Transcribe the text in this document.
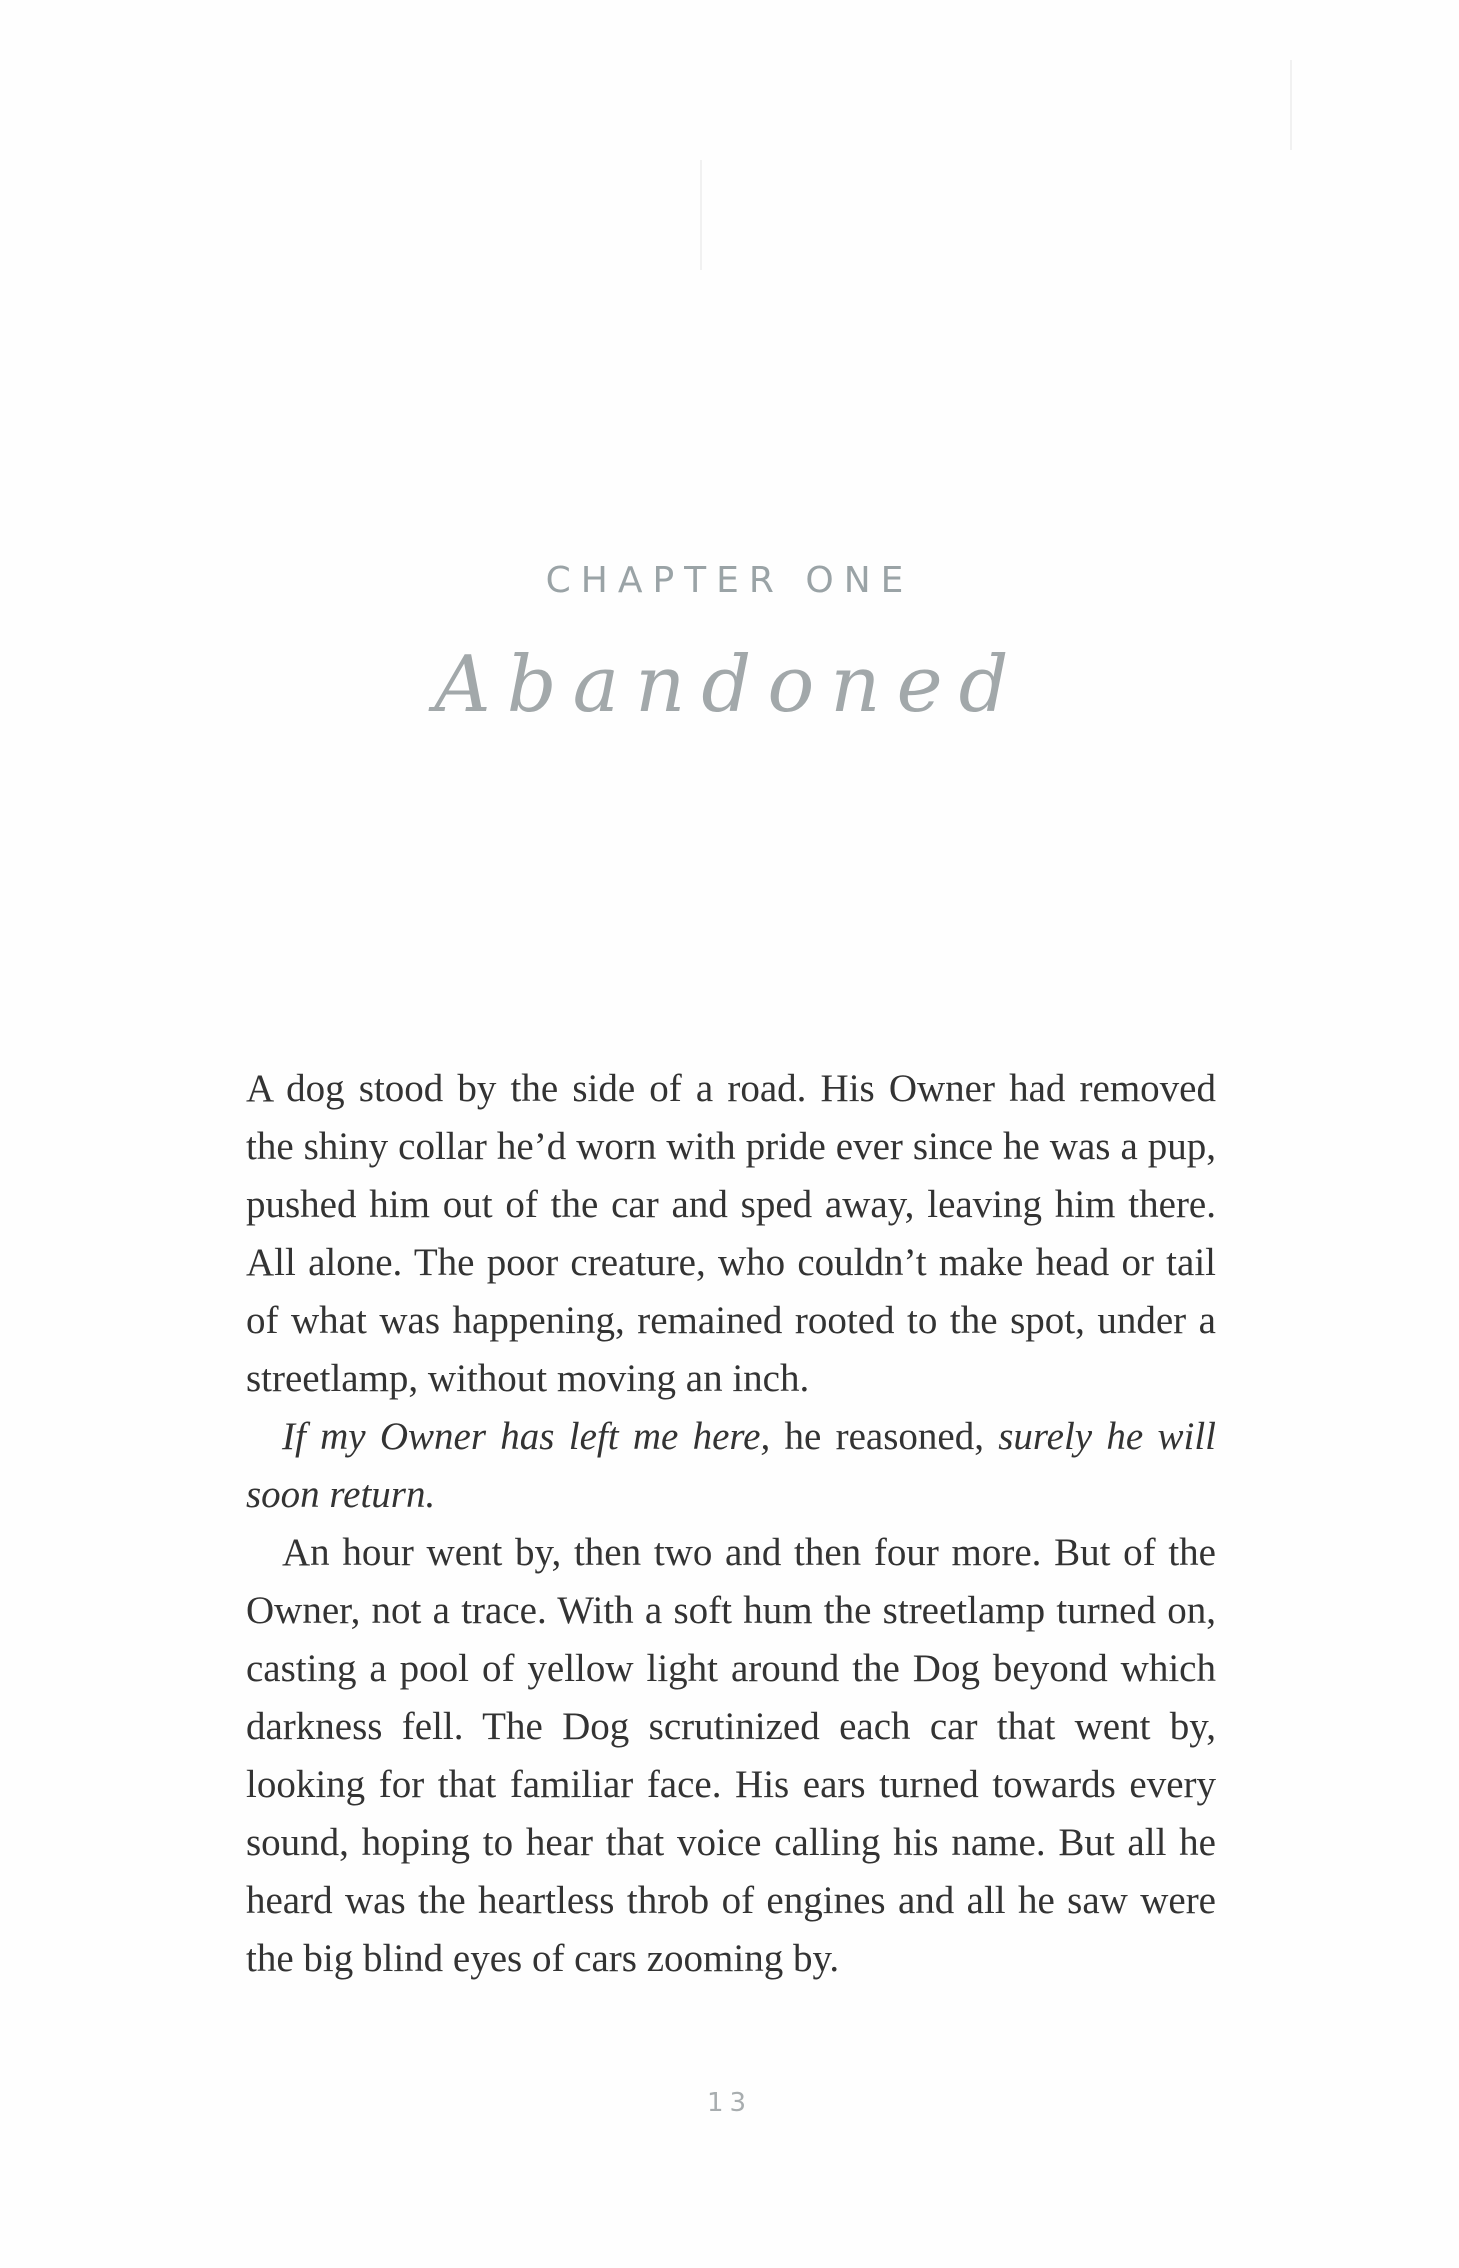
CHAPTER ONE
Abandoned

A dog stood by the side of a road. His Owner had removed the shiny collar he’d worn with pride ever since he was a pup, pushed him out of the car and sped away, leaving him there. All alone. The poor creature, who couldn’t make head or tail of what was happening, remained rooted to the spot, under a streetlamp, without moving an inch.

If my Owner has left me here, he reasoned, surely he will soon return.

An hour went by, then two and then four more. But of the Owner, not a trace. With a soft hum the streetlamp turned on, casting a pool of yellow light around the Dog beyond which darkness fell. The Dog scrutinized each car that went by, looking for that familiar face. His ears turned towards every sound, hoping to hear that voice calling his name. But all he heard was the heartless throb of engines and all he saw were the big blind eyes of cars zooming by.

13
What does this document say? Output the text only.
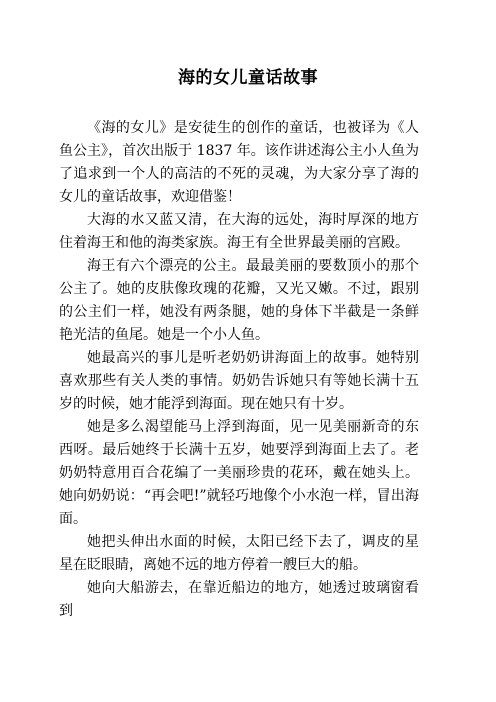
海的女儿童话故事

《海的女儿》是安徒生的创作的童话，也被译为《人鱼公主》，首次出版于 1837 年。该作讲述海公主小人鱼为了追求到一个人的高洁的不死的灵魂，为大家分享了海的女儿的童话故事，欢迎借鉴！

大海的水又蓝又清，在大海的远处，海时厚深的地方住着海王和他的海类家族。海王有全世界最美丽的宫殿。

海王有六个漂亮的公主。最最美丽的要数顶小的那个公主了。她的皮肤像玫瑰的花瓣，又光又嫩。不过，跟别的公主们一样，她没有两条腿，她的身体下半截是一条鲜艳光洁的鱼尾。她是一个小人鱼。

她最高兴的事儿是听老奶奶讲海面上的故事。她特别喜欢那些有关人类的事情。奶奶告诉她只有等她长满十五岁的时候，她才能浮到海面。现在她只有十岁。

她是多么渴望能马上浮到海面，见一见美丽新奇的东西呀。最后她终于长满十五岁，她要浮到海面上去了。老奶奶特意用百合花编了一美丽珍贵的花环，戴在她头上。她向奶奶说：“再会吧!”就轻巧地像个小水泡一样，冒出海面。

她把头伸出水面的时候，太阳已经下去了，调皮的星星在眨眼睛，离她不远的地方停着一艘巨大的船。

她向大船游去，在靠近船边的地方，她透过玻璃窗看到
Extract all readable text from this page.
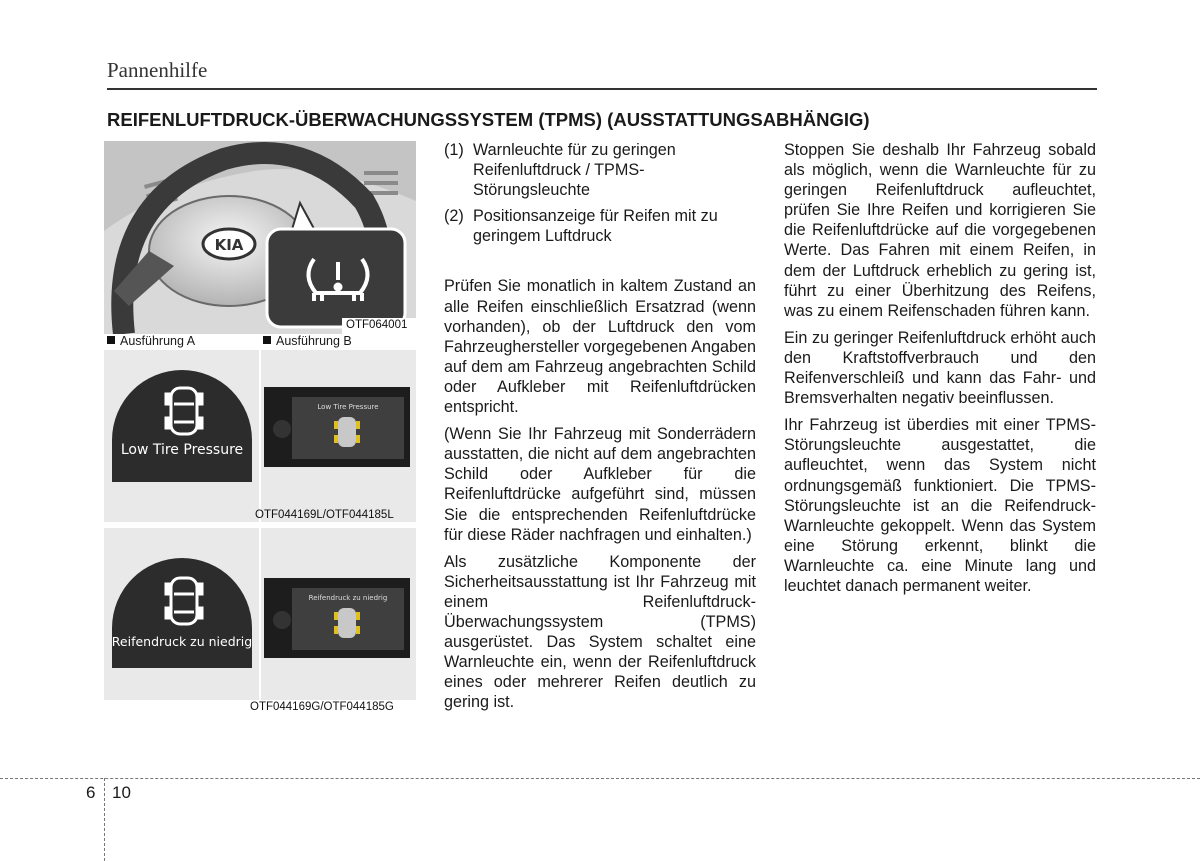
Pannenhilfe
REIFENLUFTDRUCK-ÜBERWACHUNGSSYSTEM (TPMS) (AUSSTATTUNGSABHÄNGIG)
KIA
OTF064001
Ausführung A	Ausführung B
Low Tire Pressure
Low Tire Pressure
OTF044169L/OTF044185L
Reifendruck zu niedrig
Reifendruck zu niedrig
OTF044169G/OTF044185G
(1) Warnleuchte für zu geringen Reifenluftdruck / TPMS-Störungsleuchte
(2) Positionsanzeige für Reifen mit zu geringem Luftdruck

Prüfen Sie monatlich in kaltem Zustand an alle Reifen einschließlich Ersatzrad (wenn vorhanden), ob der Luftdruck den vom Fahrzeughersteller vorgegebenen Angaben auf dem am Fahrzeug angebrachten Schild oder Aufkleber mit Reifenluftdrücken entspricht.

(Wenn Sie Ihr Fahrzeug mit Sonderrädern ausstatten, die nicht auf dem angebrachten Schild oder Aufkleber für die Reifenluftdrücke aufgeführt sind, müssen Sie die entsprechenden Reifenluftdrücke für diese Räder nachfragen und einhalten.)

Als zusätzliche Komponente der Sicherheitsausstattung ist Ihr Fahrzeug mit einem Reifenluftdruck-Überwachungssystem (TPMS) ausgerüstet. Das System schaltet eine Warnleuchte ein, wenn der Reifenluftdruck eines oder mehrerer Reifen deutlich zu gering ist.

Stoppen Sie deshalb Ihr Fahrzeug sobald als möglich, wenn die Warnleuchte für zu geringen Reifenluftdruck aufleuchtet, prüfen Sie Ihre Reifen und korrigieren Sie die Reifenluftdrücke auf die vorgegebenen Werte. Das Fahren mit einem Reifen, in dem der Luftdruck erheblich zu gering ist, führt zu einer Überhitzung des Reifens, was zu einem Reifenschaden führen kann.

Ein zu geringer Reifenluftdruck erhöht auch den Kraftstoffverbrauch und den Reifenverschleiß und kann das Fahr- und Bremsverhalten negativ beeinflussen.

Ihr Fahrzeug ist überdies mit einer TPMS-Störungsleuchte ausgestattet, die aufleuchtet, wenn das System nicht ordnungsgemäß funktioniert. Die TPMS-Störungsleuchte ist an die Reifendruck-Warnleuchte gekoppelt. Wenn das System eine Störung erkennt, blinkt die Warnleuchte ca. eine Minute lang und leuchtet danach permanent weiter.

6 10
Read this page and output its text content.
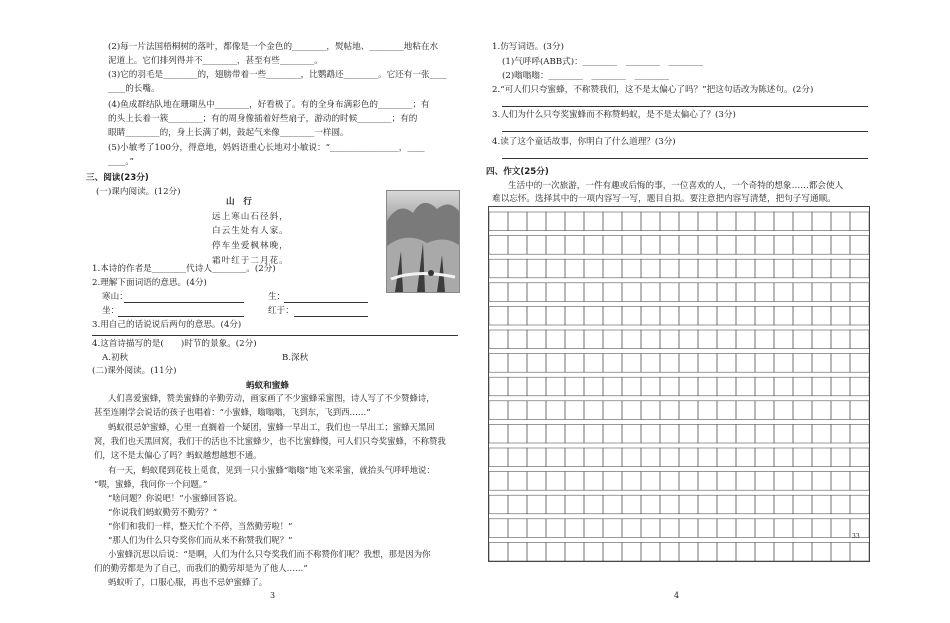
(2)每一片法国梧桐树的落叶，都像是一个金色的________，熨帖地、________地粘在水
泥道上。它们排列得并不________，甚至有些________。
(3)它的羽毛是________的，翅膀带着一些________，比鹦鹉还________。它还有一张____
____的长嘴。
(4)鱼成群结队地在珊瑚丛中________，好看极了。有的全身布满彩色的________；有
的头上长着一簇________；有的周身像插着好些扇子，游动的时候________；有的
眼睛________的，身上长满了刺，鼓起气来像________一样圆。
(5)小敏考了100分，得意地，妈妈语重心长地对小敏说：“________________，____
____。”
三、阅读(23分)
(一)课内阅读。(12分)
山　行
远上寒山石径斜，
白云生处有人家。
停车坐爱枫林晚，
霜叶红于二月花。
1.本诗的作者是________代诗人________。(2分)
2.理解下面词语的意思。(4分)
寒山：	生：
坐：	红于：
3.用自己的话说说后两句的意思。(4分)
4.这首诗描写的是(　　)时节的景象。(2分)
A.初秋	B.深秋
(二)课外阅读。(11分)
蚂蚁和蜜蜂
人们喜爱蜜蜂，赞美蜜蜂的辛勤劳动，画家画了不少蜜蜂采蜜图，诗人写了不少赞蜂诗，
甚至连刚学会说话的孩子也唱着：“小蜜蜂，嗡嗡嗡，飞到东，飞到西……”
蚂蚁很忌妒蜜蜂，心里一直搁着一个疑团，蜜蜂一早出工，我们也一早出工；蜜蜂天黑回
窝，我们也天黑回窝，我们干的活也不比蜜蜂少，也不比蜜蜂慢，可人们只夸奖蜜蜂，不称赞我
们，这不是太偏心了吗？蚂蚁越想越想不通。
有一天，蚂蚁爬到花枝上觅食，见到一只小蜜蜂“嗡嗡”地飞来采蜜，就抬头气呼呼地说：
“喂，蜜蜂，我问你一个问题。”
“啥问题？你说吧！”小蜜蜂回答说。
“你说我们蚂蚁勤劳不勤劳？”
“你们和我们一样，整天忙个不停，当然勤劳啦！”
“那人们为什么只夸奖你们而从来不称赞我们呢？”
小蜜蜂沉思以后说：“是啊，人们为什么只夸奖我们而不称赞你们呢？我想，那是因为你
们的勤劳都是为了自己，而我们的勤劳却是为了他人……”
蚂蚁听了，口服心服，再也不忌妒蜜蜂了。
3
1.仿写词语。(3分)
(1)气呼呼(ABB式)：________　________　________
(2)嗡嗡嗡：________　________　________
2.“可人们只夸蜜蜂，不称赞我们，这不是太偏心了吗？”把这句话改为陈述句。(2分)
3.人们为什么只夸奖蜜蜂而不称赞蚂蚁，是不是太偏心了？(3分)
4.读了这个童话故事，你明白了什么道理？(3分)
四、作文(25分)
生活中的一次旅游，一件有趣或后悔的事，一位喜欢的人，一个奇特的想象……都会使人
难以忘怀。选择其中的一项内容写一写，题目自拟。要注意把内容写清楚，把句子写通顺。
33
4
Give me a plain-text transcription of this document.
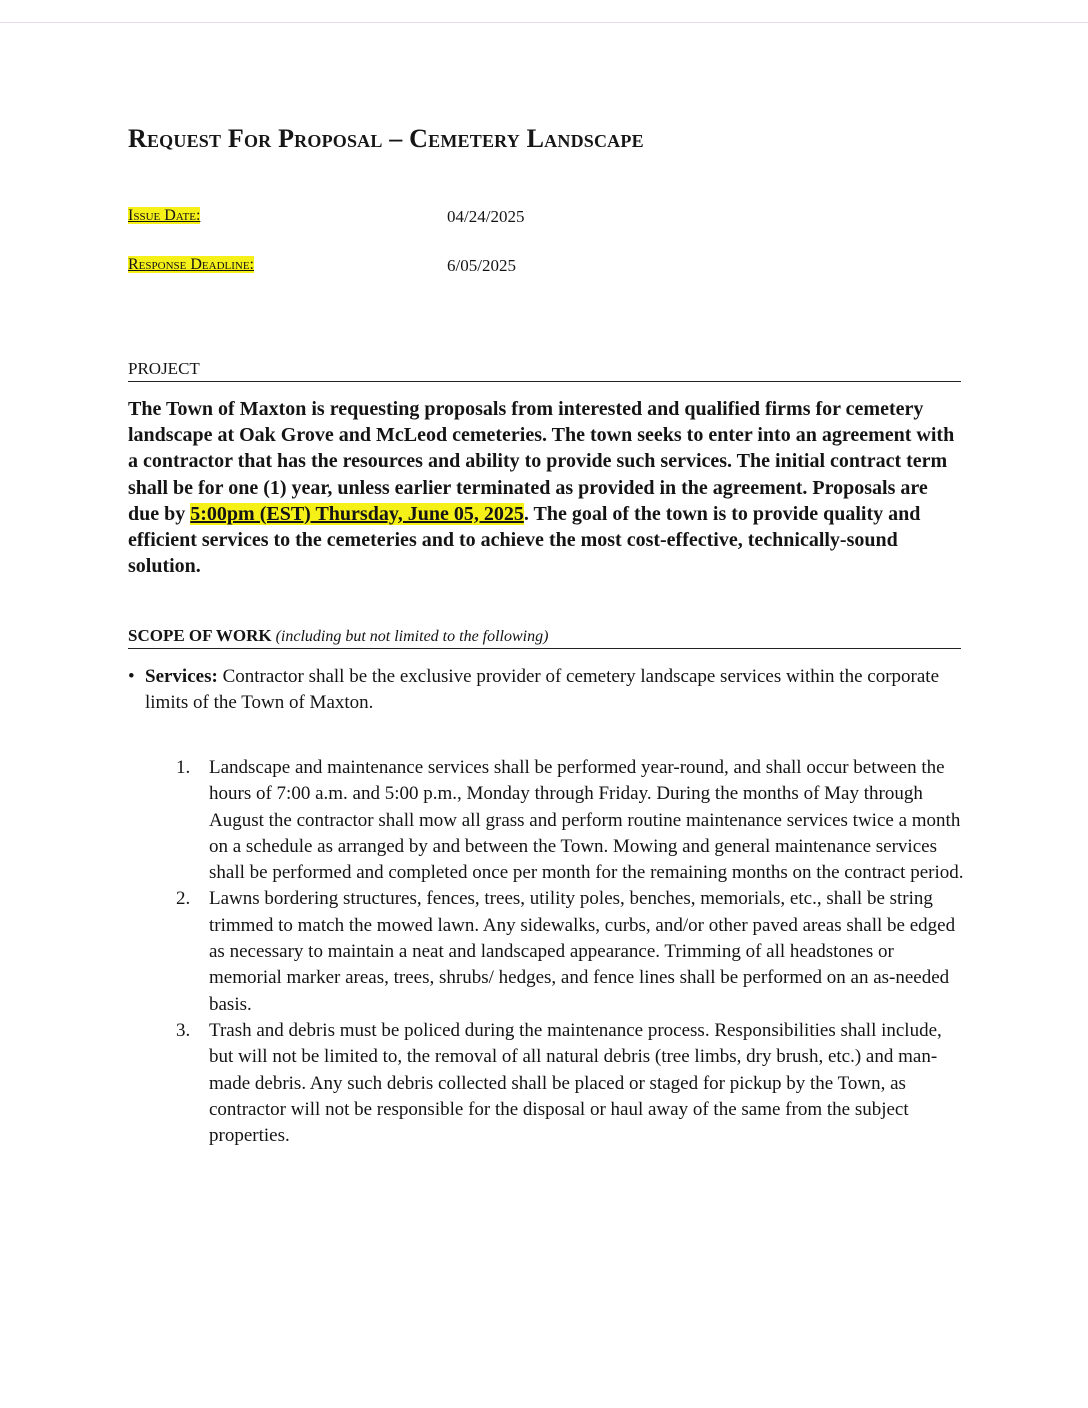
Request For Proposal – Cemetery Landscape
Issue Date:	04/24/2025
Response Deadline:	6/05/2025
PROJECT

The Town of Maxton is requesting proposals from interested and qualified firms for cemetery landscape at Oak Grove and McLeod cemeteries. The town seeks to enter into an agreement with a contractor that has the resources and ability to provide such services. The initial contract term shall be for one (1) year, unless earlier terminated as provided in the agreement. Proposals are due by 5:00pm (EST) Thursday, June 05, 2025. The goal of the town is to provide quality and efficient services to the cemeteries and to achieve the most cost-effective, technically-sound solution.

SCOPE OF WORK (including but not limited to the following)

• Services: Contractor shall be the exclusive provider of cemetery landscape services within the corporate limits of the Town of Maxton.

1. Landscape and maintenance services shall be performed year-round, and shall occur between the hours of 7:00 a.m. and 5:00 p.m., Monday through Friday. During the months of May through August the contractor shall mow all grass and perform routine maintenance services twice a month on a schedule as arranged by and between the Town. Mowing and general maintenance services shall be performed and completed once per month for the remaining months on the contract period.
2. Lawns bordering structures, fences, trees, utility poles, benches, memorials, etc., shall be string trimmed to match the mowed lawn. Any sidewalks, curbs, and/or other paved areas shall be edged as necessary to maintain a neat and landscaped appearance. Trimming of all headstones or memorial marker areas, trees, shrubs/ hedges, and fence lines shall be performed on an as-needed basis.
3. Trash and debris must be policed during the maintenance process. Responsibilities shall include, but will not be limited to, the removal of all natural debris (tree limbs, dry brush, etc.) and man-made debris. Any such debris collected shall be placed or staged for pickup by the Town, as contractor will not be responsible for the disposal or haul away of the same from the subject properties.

=== GIVEN INSTRUCTION ===
How many lines in the entries contain the string "document"? Answer with the number only.

=== SOLUTION ===
3